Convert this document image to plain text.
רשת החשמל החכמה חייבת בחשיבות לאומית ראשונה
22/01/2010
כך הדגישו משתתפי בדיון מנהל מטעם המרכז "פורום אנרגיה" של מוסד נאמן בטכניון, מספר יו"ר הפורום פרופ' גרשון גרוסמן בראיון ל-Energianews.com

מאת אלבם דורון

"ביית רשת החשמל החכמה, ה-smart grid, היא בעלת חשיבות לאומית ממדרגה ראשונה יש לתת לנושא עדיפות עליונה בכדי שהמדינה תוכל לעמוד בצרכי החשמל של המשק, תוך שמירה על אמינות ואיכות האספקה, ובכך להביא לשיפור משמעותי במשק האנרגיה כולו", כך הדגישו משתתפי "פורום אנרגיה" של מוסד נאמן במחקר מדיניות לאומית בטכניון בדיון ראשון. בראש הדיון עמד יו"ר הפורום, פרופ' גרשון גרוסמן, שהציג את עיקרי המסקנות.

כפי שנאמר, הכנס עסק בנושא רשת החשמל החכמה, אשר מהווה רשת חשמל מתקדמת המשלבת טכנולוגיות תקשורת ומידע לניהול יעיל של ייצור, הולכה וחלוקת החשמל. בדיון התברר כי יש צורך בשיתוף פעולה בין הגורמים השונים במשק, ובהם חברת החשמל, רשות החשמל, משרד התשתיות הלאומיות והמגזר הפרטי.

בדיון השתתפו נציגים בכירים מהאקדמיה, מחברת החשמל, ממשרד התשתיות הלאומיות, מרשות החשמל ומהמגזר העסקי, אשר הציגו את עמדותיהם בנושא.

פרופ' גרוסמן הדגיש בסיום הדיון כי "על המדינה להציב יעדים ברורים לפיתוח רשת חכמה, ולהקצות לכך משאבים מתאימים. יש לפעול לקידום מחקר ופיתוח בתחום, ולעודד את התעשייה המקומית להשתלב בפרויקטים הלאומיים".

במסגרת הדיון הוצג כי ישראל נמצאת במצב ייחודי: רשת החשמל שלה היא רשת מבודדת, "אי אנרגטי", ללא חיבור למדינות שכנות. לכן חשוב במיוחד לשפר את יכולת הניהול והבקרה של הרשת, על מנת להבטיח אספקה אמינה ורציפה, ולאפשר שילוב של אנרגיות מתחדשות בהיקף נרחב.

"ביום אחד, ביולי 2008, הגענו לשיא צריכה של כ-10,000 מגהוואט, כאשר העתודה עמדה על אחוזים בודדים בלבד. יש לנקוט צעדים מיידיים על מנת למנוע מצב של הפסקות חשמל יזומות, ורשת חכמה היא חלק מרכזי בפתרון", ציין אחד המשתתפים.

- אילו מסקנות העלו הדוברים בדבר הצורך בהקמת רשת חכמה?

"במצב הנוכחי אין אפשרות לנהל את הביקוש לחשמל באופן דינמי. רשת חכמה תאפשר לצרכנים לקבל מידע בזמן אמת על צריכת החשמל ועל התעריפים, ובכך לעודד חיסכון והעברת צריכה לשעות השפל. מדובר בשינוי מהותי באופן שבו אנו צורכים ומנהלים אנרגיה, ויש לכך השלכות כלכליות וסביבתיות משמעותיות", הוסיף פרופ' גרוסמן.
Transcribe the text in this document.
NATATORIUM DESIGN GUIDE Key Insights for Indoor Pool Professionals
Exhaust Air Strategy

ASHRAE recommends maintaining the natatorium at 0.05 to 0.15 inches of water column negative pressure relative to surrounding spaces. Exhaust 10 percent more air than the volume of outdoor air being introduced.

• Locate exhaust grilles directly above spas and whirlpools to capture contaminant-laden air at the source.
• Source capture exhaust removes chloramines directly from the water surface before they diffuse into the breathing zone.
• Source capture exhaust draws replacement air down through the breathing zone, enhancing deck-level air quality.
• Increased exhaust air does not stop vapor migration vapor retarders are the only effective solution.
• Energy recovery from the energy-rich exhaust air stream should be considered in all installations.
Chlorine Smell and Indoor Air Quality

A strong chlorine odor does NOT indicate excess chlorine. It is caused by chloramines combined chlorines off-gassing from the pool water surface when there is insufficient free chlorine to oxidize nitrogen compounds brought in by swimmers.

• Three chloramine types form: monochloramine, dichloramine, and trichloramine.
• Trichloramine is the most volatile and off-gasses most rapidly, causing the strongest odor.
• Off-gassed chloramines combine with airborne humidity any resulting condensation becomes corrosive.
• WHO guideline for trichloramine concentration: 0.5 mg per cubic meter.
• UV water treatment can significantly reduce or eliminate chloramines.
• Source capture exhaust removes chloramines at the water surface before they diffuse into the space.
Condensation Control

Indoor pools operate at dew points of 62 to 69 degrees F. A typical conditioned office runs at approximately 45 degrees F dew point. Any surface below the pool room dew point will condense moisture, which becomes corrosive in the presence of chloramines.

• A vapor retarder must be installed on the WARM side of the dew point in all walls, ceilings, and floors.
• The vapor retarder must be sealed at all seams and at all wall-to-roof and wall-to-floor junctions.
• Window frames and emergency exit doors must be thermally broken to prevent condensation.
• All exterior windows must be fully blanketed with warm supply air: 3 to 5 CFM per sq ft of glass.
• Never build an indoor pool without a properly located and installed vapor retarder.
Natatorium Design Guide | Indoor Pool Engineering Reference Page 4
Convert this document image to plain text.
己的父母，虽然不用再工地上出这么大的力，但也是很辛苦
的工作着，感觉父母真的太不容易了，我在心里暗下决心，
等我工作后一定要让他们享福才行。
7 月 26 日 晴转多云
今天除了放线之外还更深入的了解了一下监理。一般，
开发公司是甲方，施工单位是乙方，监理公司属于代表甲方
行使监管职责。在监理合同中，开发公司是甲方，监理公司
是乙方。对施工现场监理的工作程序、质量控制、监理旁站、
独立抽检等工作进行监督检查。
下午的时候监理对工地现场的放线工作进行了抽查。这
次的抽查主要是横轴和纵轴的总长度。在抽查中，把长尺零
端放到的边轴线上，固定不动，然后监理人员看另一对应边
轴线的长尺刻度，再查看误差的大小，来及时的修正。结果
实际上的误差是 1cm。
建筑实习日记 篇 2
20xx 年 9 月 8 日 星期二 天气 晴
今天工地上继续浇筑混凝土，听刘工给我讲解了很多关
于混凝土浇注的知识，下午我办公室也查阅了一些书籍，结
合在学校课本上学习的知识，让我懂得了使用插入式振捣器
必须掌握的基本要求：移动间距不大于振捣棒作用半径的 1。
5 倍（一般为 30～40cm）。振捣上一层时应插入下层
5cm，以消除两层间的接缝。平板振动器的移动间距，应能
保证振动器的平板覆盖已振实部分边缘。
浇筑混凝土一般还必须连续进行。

■ ■ ■

• INSTRUCTIONS FOR THE TASK
Restate the records, all of them, precisely as written.

• TASK RESULT
Convert this document image to plain text.
רשת החשמל החכמה חייבת בחשיבות לאומית ראשונה
22/01/2010
כך הדגישו משתתפי בדיון מנהל מטעם המרכז "פורום אנרגיה" של מוסד נאמן בטכניון, מספר יו"ר הפורום פרופ' גרשון גרוסמן בראיון ל-Energianews.com

מאת אלבם דורון

"ביית רשת החשמל החכמה, ה-smart grid, היא בעלת חשיבות לאומית ממדרגה ראשונה יש לתת לנושא עדיפות עליונה בכדי שהמדינה תוכל לעמוד בצרכי החשמל של המשק, תוך שמירה על אמינות ואיכות האספקה, ובכך להביא לשיפור משמעותי במשק האנרגיה כולו", כך הדגישו משתתפי "פורום אנרגיה" של מוסד נאמן במחקר מדיניות לאומית בטכניון בדיון ראשון. בראש הדיון עמד יו"ר הפורום, פרופ' גרשון גרוסמן, שהציג את עיקרי המסקנות.

כפי שנאמר, הכנס עסק בנושא רשת החשמל החכמה, אשר מהווה רשת חשמל מתקדמת המשלבת טכנולוגיות תקשורת ומידע לניהול יעיל של ייצור, הולכה וחלוקת החשמל. בדיון התברר כי יש צורך בשיתוף פעולה בין הגורמים השונים במשק, ובהם חברת החשמל, רשות החשמל, משרד התשתיות הלאומיות והמגזר הפרטי.

בדיון השתתפו נציגים בכירים מהאקדמיה, מחברת החשמל, ממשרד התשתיות הלאומיות, מרשות החשמל ומהמגזר העסקי, אשר הציגו את עמדותיהם בנושא.

פרופ' גרוסמן הדגיש בסיום הדיון כי "על המדינה להציב יעדים ברורים לפיתוח רשת חכמה, ולהקצות לכך משאבים מתאימים. יש לפעול לקידום מחקר ופיתוח בתחום, ולעודד את התעשייה המקומית להשתלב בפרויקטים הלאומיים".

במסגרת הדיון הוצג כי ישראל נמצאת במצב ייחודי: רשת החשמל שלה היא רשת מבודדת, "אי אנרגטי", ללא חיבור למדינות שכנות. לכן חשוב במיוחד לשפר את יכולת הניהול והבקרה של הרשת, על מנת להבטיח אספקה אמינה ורציפה, ולאפשר שילוב של אנרגיות מתחדשות בהיקף נרחב.

"ביום אחד, ביולי 2008, הגענו לשיא צריכה של כ-10,000 מגהוואט, כאשר העתודה עמדה על אחוזים בודדים בלבד. יש לנקוט צעדים מיידיים על מנת למנוע מצב של הפסקות חשמל יזומות, ורשת חכמה היא חלק מרכזי בפתרון", ציין אחד המשתתפים.

- אילו מסקנות העלו הדוברים בדבר הצורך בהקמת רשת חכמה?

"במצב הנוכחי אין אפשרות לנהל את הביקוש לחשמל באופן דינמי. רשת חכמה תאפשר לצרכנים לקבל מידע בזמן אמת על צריכת החשמל ועל התעריפים, ובכך לעודד חיסכון והעברת צריכה לשעות השפל. מדובר בשינוי מהותי באופן שבו אנו צורכים ומנהלים אנרגיה, ויש לכך השלכות כלכליות וסביבתיות משמעותיות", הוסיף פרופ' גרוסמן.
Transcribe the text in this document.
NATATORIUM DESIGN GUIDE Key Insights for Indoor Pool Professionals
Exhaust Air Strategy

ASHRAE recommends maintaining the natatorium at 0.05 to 0.15 inches of water column negative pressure relative to surrounding spaces. Exhaust 10 percent more air than the volume of outdoor air being introduced.

• Locate exhaust grilles directly above spas and whirlpools to capture contaminant-laden air at the source.
• Source capture exhaust removes chloramines directly from the water surface before they diffuse into the breathing zone.
• Source capture exhaust draws replacement air down through the breathing zone, enhancing deck-level air quality.
• Increased exhaust air does not stop vapor migration vapor retarders are the only effective solution.
• Energy recovery from the energy-rich exhaust air stream should be considered in all installations.
Chlorine Smell and Indoor Air Quality

A strong chlorine odor does NOT indicate excess chlorine. It is caused by chloramines combined chlorines off-gassing from the pool water surface when there is insufficient free chlorine to oxidize nitrogen compounds brought in by swimmers.

• Three chloramine types form: monochloramine, dichloramine, and trichloramine.
• Trichloramine is the most volatile and off-gasses most rapidly, causing the strongest odor.
• Off-gassed chloramines combine with airborne humidity any resulting condensation becomes corrosive.
• WHO guideline for trichloramine concentration: 0.5 mg per cubic meter.
• UV water treatment can significantly reduce or eliminate chloramines.
• Source capture exhaust removes chloramines at the water surface before they diffuse into the space.
Condensation Control

Indoor pools operate at dew points of 62 to 69 degrees F. A typical conditioned office runs at approximately 45 degrees F dew point. Any surface below the pool room dew point will condense moisture, which becomes corrosive in the presence of chloramines.

• A vapor retarder must be installed on the WARM side of the dew point in all walls, ceilings, and floors.
• The vapor retarder must be sealed at all seams and at all wall-to-roof and wall-to-floor junctions.
• Window frames and emergency exit doors must be thermally broken to prevent condensation.
• All exterior windows must be fully blanketed with warm supply air: 3 to 5 CFM per sq ft of glass.
• Never build an indoor pool without a properly located and installed vapor retarder.
Natatorium Design Guide | Indoor Pool Engineering Reference Page 4
Convert this document image to plain text.
己的父母，虽然不用再工地上出这么大的力，但也是很辛苦
的工作着，感觉父母真的太不容易了，我在心里暗下决心，
等我工作后一定要让他们享福才行。
7 月 26 日 晴转多云
今天除了放线之外还更深入的了解了一下监理。一般，
开发公司是甲方，施工单位是乙方，监理公司属于代表甲方
行使监管职责。在监理合同中，开发公司是甲方，监理公司
是乙方。对施工现场监理的工作程序、质量控制、监理旁站、
独立抽检等工作进行监督检查。
下午的时候监理对工地现场的放线工作进行了抽查。这
次的抽查主要是横轴和纵轴的总长度。在抽查中，把长尺零
端放到的边轴线上，固定不动，然后监理人员看另一对应边
轴线的长尺刻度，再查看误差的大小，来及时的修正。结果
实际上的误差是 1cm。
建筑实习日记 篇 2
20xx 年 9 月 8 日 星期二 天气 晴
今天工地上继续浇筑混凝土，听刘工给我讲解了很多关
于混凝土浇注的知识，下午我办公室也查阅了一些书籍，结
合在学校课本上学习的知识，让我懂得了使用插入式振捣器
必须掌握的基本要求：移动间距不大于振捣棒作用半径的 1。
5 倍（一般为 30～40cm）。振捣上一层时应插入下层
5cm，以消除两层间的接缝。平板振动器的移动间距，应能
保证振动器的平板覆盖已振实部分边缘。
浇筑混凝土一般还必须连续进行。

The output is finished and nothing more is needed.